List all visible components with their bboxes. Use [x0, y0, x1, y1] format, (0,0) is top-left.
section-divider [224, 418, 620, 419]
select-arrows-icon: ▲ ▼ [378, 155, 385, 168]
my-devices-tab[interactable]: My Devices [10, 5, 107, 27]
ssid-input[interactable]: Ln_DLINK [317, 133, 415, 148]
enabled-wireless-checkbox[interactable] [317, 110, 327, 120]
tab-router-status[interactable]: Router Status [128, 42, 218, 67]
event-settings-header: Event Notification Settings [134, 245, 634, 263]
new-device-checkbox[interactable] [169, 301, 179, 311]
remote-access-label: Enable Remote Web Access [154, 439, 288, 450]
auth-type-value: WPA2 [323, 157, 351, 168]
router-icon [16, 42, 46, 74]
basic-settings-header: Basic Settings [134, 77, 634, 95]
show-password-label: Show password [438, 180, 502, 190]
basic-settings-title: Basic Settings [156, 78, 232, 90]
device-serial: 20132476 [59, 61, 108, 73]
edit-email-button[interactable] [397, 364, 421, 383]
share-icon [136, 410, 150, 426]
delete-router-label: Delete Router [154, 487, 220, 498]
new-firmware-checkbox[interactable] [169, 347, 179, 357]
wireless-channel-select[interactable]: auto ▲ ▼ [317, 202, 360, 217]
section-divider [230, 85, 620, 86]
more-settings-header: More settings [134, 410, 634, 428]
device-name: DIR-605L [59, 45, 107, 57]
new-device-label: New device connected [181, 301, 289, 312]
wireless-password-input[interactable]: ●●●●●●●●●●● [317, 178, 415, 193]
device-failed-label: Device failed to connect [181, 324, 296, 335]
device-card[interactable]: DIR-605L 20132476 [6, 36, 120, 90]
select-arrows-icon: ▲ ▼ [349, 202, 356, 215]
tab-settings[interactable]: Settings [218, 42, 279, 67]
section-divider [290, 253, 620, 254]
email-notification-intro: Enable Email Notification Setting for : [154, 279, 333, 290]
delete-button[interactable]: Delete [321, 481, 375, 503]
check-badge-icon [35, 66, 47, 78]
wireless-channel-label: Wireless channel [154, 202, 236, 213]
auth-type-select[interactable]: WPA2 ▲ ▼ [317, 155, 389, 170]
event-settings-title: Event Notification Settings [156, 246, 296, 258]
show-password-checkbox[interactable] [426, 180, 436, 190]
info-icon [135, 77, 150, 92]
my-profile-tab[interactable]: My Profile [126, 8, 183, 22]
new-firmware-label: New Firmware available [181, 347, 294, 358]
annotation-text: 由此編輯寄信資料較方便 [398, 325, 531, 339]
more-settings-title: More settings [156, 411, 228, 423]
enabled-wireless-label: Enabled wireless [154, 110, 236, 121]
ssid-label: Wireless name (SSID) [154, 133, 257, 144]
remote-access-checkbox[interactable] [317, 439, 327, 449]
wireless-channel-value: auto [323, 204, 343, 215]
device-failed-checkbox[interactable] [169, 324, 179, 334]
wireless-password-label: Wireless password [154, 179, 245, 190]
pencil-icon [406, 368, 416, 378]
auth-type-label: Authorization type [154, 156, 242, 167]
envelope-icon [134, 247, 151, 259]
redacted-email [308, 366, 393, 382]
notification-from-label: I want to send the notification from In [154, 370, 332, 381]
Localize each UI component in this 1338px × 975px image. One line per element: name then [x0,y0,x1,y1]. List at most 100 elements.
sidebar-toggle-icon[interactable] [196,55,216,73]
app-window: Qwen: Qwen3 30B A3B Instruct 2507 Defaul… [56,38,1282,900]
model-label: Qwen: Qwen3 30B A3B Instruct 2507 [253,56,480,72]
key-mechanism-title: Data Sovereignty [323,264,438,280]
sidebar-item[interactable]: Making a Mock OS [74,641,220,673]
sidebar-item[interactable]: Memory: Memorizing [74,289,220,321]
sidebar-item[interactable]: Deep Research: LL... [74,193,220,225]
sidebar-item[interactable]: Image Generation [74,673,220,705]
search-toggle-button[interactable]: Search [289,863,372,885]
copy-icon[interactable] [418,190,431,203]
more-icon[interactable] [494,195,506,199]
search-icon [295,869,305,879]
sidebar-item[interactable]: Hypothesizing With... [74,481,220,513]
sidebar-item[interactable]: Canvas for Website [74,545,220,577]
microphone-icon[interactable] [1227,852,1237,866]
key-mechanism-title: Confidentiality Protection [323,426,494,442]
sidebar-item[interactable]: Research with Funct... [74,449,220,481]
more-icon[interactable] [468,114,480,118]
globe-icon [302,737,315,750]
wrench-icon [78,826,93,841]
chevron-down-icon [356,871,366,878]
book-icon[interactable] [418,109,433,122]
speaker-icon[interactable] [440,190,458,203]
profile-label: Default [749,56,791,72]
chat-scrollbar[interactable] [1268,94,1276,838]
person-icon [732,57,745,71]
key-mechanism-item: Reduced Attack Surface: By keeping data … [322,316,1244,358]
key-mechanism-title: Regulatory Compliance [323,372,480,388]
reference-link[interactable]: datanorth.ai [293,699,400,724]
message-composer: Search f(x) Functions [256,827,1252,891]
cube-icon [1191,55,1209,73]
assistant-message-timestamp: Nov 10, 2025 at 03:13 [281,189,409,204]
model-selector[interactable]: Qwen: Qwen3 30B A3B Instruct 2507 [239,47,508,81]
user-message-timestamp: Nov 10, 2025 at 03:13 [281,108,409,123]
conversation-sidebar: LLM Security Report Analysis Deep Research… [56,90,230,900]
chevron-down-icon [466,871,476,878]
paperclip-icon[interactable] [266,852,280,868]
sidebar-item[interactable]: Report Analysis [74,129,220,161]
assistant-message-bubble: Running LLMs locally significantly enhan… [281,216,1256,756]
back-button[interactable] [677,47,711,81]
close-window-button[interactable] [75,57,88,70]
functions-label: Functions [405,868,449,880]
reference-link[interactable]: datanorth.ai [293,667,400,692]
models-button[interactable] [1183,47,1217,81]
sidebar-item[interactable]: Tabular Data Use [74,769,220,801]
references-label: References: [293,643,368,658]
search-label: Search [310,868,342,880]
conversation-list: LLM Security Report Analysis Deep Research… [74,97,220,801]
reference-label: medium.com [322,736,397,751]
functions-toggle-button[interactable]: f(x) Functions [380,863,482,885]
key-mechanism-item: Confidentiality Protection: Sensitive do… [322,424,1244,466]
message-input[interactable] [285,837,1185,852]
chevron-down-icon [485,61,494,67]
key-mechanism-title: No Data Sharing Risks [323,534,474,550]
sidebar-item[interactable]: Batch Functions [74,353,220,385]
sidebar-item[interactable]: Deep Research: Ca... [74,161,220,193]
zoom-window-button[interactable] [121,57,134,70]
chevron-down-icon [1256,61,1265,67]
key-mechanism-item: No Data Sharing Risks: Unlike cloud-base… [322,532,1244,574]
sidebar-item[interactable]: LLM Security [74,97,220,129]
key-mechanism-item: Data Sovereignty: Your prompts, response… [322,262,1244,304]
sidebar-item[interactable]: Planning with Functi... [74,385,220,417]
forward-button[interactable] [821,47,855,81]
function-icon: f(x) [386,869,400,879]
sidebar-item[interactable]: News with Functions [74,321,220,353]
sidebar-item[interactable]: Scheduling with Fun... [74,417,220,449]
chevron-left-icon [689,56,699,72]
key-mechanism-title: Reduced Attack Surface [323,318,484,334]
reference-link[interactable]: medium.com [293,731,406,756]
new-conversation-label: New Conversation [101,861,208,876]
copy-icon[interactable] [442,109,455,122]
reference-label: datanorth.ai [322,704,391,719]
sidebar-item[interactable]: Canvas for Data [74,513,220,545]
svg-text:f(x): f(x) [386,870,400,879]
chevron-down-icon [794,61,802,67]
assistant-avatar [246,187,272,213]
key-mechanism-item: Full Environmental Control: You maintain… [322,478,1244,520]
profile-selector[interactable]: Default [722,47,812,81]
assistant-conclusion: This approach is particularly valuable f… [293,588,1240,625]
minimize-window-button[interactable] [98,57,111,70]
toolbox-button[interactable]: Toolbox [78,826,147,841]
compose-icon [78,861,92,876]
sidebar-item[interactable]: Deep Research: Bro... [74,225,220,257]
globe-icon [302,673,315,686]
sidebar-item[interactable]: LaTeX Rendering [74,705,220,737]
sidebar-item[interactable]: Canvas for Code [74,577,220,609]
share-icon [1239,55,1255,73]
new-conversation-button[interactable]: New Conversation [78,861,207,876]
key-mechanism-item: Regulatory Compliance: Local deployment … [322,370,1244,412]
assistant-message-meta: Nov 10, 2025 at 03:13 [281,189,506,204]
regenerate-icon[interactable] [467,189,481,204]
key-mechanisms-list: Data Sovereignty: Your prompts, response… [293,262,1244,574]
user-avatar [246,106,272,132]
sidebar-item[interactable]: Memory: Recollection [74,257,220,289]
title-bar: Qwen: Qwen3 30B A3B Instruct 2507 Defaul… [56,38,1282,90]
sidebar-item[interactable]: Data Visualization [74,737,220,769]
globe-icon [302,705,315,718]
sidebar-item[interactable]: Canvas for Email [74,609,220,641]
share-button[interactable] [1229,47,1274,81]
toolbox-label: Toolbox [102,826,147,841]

→ **Exercise task**
Rewrite the lines from the beginning of the records through the line containing "device-failed-label: Device failed", inclusive, replacing every "section-divider" with "separator-line" and leaving everything else unchanged.

→ **Result of this exercise**
List all visible components with their bboxes. Use [x0, y0, x1, y1] format, (0,0) is top-left.
separator-line [224, 418, 620, 419]
select-arrows-icon: ▲ ▼ [378, 155, 385, 168]
my-devices-tab[interactable]: My Devices [10, 5, 107, 27]
ssid-input[interactable]: Ln_DLINK [317, 133, 415, 148]
enabled-wireless-checkbox[interactable] [317, 110, 327, 120]
tab-router-status[interactable]: Router Status [128, 42, 218, 67]
event-settings-header: Event Notification Settings [134, 245, 634, 263]
new-device-checkbox[interactable] [169, 301, 179, 311]
remote-access-label: Enable Remote Web Access [154, 439, 288, 450]
auth-type-value: WPA2 [323, 157, 351, 168]
router-icon [16, 42, 46, 74]
basic-settings-header: Basic Settings [134, 77, 634, 95]
show-password-label: Show password [438, 180, 502, 190]
basic-settings-title: Basic Settings [156, 78, 232, 90]
device-serial: 20132476 [59, 61, 108, 73]
edit-email-button[interactable] [397, 364, 421, 383]
share-icon [136, 410, 150, 426]
delete-router-label: Delete Router [154, 487, 220, 498]
new-firmware-checkbox[interactable] [169, 347, 179, 357]
wireless-channel-select[interactable]: auto ▲ ▼ [317, 202, 360, 217]
separator-line [230, 85, 620, 86]
more-settings-header: More settings [134, 410, 634, 428]
device-name: DIR-605L [59, 45, 107, 57]
new-device-label: New device connected [181, 301, 289, 312]
wireless-password-input[interactable]: ●●●●●●●●●●● [317, 178, 415, 193]
device-failed-label: Device failed to connect [181, 324, 296, 335]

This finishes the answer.